==== Materials provided

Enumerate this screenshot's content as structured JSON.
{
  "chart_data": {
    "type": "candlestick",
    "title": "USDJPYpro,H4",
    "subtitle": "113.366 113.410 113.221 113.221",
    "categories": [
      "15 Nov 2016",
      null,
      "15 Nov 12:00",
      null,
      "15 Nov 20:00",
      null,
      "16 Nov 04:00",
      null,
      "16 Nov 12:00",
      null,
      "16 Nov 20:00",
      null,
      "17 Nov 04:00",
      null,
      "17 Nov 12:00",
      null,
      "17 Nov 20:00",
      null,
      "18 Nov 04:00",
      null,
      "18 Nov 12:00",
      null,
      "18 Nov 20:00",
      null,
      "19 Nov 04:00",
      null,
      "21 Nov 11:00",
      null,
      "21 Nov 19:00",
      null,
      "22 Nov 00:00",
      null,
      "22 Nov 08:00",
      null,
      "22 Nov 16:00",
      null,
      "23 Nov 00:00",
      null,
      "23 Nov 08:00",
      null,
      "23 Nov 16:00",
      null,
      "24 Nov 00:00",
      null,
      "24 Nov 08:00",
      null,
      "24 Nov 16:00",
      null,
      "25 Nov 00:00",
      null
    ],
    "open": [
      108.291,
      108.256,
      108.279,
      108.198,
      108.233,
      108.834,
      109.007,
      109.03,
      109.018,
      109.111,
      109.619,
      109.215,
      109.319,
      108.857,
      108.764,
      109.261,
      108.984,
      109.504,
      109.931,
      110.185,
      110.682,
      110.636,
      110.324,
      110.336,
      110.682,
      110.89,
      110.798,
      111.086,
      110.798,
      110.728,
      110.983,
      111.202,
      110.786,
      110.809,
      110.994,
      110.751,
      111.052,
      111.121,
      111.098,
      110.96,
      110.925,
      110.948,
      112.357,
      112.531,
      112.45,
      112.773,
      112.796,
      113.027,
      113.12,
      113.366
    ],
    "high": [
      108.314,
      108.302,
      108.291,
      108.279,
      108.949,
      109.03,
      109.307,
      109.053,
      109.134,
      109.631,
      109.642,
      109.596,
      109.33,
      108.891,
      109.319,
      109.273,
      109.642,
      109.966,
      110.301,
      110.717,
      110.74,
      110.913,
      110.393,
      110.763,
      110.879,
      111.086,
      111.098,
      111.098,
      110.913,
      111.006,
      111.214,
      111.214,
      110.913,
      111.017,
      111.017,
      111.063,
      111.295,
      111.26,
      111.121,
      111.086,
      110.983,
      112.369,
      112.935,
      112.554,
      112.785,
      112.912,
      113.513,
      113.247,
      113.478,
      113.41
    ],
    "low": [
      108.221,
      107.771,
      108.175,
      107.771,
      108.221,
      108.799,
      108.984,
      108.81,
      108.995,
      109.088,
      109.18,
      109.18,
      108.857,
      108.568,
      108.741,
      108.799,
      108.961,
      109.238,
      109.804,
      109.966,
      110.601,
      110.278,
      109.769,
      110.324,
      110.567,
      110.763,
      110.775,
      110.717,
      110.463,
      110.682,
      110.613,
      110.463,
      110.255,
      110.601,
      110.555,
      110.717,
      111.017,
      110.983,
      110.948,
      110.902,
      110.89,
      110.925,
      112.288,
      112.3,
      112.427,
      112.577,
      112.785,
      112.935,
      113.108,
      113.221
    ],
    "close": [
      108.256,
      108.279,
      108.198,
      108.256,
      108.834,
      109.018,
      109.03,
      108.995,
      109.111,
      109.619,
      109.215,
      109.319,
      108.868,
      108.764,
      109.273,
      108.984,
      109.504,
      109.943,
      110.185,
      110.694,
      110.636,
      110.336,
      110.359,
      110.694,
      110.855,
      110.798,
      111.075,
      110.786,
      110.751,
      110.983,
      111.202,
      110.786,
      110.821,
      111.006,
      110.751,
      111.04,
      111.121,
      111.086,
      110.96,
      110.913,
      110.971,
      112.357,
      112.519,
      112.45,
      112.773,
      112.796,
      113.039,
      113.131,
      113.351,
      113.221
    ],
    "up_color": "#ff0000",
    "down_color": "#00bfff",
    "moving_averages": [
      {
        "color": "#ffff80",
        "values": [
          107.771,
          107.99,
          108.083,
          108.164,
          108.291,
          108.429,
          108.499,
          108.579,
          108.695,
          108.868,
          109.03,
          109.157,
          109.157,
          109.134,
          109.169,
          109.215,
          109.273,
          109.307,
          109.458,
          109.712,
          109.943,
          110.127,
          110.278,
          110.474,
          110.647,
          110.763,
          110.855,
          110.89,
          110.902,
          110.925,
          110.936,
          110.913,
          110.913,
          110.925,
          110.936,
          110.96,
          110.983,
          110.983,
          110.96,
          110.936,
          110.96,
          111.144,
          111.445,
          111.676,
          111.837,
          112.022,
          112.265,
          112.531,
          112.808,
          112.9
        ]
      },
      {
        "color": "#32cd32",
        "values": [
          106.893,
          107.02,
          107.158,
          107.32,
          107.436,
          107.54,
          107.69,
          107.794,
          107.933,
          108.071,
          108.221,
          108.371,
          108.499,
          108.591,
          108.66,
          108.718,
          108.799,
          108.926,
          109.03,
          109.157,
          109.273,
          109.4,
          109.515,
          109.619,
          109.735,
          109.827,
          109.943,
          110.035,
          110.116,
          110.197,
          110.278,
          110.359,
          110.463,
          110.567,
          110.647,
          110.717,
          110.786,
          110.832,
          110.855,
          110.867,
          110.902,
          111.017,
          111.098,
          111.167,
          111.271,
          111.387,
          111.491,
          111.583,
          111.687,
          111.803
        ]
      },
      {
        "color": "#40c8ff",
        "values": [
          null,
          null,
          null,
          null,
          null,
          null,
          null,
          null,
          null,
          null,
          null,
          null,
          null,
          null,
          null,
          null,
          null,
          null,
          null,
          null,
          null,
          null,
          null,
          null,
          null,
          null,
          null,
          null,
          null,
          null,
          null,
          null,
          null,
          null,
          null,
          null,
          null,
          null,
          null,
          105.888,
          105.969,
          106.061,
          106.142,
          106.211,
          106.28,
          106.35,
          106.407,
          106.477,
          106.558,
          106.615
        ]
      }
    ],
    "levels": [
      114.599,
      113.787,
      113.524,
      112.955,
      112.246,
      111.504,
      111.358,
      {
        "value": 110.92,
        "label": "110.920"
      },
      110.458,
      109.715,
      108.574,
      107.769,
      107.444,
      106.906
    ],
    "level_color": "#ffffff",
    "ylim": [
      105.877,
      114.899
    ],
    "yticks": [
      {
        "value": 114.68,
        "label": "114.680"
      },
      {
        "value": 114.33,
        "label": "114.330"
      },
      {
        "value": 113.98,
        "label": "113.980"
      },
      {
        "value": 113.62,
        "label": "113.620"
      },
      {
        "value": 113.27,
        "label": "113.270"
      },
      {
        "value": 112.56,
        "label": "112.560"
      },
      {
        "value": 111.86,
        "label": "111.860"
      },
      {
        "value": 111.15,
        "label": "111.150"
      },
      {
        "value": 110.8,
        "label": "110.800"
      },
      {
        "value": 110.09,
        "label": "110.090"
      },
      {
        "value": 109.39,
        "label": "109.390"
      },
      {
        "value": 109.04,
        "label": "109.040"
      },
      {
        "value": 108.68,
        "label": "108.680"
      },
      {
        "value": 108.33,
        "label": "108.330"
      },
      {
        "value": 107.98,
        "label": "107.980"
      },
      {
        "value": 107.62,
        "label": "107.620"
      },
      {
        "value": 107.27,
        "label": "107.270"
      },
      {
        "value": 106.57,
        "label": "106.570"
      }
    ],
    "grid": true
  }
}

========

> _Written exercise_: Write the complete data out, exactly as above.

> _Written reply_:
Enumerate this screenshot's content as structured JSON.
{
  "chart_data": {
    "type": "candlestick",
    "title": "USDJPYpro,H4",
    "subtitle": "113.366 113.410 113.221 113.221",
    "categories": [
      "15 Nov 2016",
      null,
      "15 Nov 12:00",
      null,
      "15 Nov 20:00",
      null,
      "16 Nov 04:00",
      null,
      "16 Nov 12:00",
      null,
      "16 Nov 20:00",
      null,
      "17 Nov 04:00",
      null,
      "17 Nov 12:00",
      null,
      "17 Nov 20:00",
      null,
      "18 Nov 04:00",
      null,
      "18 Nov 12:00",
      null,
      "18 Nov 20:00",
      null,
      "19 Nov 04:00",
      null,
      "21 Nov 11:00",
      null,
      "21 Nov 19:00",
      null,
      "22 Nov 00:00",
      null,
      "22 Nov 08:00",
      null,
      "22 Nov 16:00",
      null,
      "23 Nov 00:00",
      null,
      "23 Nov 08:00",
      null,
      "23 Nov 16:00",
      null,
      "24 Nov 00:00",
      null,
      "24 Nov 08:00",
      null,
      "24 Nov 16:00",
      null,
      "25 Nov 00:00",
      null
    ],
    "open": [
      108.291,
      108.256,
      108.279,
      108.198,
      108.233,
      108.834,
      109.007,
      109.03,
      109.018,
      109.111,
      109.619,
      109.215,
      109.319,
      108.857,
      108.764,
      109.261,
      108.984,
      109.504,
      109.931,
      110.185,
      110.682,
      110.636,
      110.324,
      110.336,
      110.682,
      110.89,
      110.798,
      111.086,
      110.798,
      110.728,
      110.983,
      111.202,
      110.786,
      110.809,
      110.994,
      110.751,
      111.052,
      111.121,
      111.098,
      110.96,
      110.925,
      110.948,
      112.357,
      112.531,
      112.45,
      112.773,
      112.796,
      113.027,
      113.12,
      113.366
    ],
    "high": [
      108.314,
      108.302,
      108.291,
      108.279,
      108.949,
      109.03,
      109.307,
      109.053,
      109.134,
      109.631,
      109.642,
      109.596,
      109.33,
      108.891,
      109.319,
      109.273,
      109.642,
      109.966,
      110.301,
      110.717,
      110.74,
      110.913,
      110.393,
      110.763,
      110.879,
      111.086,
      111.098,
      111.098,
      110.913,
      111.006,
      111.214,
      111.214,
      110.913,
      111.017,
      111.017,
      111.063,
      111.295,
      111.26,
      111.121,
      111.086,
      110.983,
      112.369,
      112.935,
      112.554,
      112.785,
      112.912,
      113.513,
      113.247,
      113.478,
      113.41
    ],
    "low": [
      108.221,
      107.771,
      108.175,
      107.771,
      108.221,
      108.799,
      108.984,
      108.81,
      108.995,
      109.088,
      109.18,
      109.18,
      108.857,
      108.568,
      108.741,
      108.799,
      108.961,
      109.238,
      109.804,
      109.966,
      110.601,
      110.278,
      109.769,
      110.324,
      110.567,
      110.763,
      110.775,
      110.717,
      110.463,
      110.682,
      110.613,
      110.463,
      110.255,
      110.601,
      110.555,
      110.717,
      111.017,
      110.983,
      110.948,
      110.902,
      110.89,
      110.925,
      112.288,
      112.3,
      112.427,
      112.577,
      112.785,
      112.935,
      113.108,
      113.221
    ],
    "close": [
      108.256,
      108.279,
      108.198,
      108.256,
      108.834,
      109.018,
      109.03,
      108.995,
      109.111,
      109.619,
      109.215,
      109.319,
      108.868,
      108.764,
      109.273,
      108.984,
      109.504,
      109.943,
      110.185,
      110.694,
      110.636,
      110.336,
      110.359,
      110.694,
      110.855,
      110.798,
      111.075,
      110.786,
      110.751,
      110.983,
      111.202,
      110.786,
      110.821,
      111.006,
      110.751,
      111.04,
      111.121,
      111.086,
      110.96,
      110.913,
      110.971,
      112.357,
      112.519,
      112.45,
      112.773,
      112.796,
      113.039,
      113.131,
      113.351,
      113.221
    ],
    "up_color": "#ff0000",
    "down_color": "#00bfff",
    "moving_averages": [
      {
        "color": "#ffff80",
        "values": [
          107.771,
          107.99,
          108.083,
          108.164,
          108.291,
          108.429,
          108.499,
          108.579,
          108.695,
          108.868,
          109.03,
          109.157,
          109.157,
          109.134,
          109.169,
          109.215,
          109.273,
          109.307,
          109.458,
          109.712,
          109.943,
          110.127,
          110.278,
          110.474,
          110.647,
          110.763,
          110.855,
          110.89,
          110.902,
          110.925,
          110.936,
          110.913,
          110.913,
          110.925,
          110.936,
          110.96,
          110.983,
          110.983,
          110.96,
          110.936,
          110.96,
          111.144,
          111.445,
          111.676,
          111.837,
          112.022,
          112.265,
          112.531,
          112.808,
          112.9
        ]
      },
      {
        "color": "#32cd32",
        "values": [
          106.893,
          107.02,
          107.158,
          107.32,
          107.436,
          107.54,
          107.69,
          107.794,
          107.933,
          108.071,
          108.221,
          108.371,
          108.499,
          108.591,
          108.66,
          108.718,
          108.799,
          108.926,
          109.03,
          109.157,
          109.273,
          109.4,
          109.515,
          109.619,
          109.735,
          109.827,
          109.943,
          110.035,
          110.116,
          110.197,
          110.278,
          110.359,
          110.463,
          110.567,
          110.647,
          110.717,
          110.786,
          110.832,
          110.855,
          110.867,
          110.902,
          111.017,
          111.098,
          111.167,
          111.271,
          111.387,
          111.491,
          111.583,
          111.687,
          111.803
        ]
      },
      {
        "color": "#40c8ff",
        "values": [
          null,
          null,
          null,
          null,
          null,
          null,
          null,
          null,
          null,
          null,
          null,
          null,
          null,
          null,
          null,
          null,
          null,
          null,
          null,
          null,
          null,
          null,
          null,
          null,
          null,
          null,
          null,
          null,
          null,
          null,
          null,
          null,
          null,
          null,
          null,
          null,
          null,
          null,
          null,
          105.888,
          105.969,
          106.061,
          106.142,
          106.211,
          106.28,
          106.35,
          106.407,
          106.477,
          106.558,
          106.615
        ]
      }
    ],
    "levels": [
      114.599,
      113.787,
      113.524,
      112.955,
      112.246,
      111.504,
      111.358,
      {
        "value": 110.92,
        "label": "110.920"
      },
      110.458,
      109.715,
      108.574,
      107.769,
      107.444,
      106.906
    ],
    "level_color": "#ffffff",
    "ylim": [
      105.877,
      114.899
    ],
    "yticks": [
      {
        "value": 114.68,
        "label": "114.680"
      },
      {
        "value": 114.33,
        "label": "114.330"
      },
      {
        "value": 113.98,
        "label": "113.980"
      },
      {
        "value": 113.62,
        "label": "113.620"
      },
      {
        "value": 113.27,
        "label": "113.270"
      },
      {
        "value": 112.56,
        "label": "112.560"
      },
      {
        "value": 111.86,
        "label": "111.860"
      },
      {
        "value": 111.15,
        "label": "111.150"
      },
      {
        "value": 110.8,
        "label": "110.800"
      },
      {
        "value": 110.09,
        "label": "110.090"
      },
      {
        "value": 109.39,
        "label": "109.390"
      },
      {
        "value": 109.04,
        "label": "109.040"
      },
      {
        "value": 108.68,
        "label": "108.680"
      },
      {
        "value": 108.33,
        "label": "108.330"
      },
      {
        "value": 107.98,
        "label": "107.980"
      },
      {
        "value": 107.62,
        "label": "107.620"
      },
      {
        "value": 107.27,
        "label": "107.270"
      },
      {
        "value": 106.57,
        "label": "106.570"
      }
    ],
    "grid": true
  }
}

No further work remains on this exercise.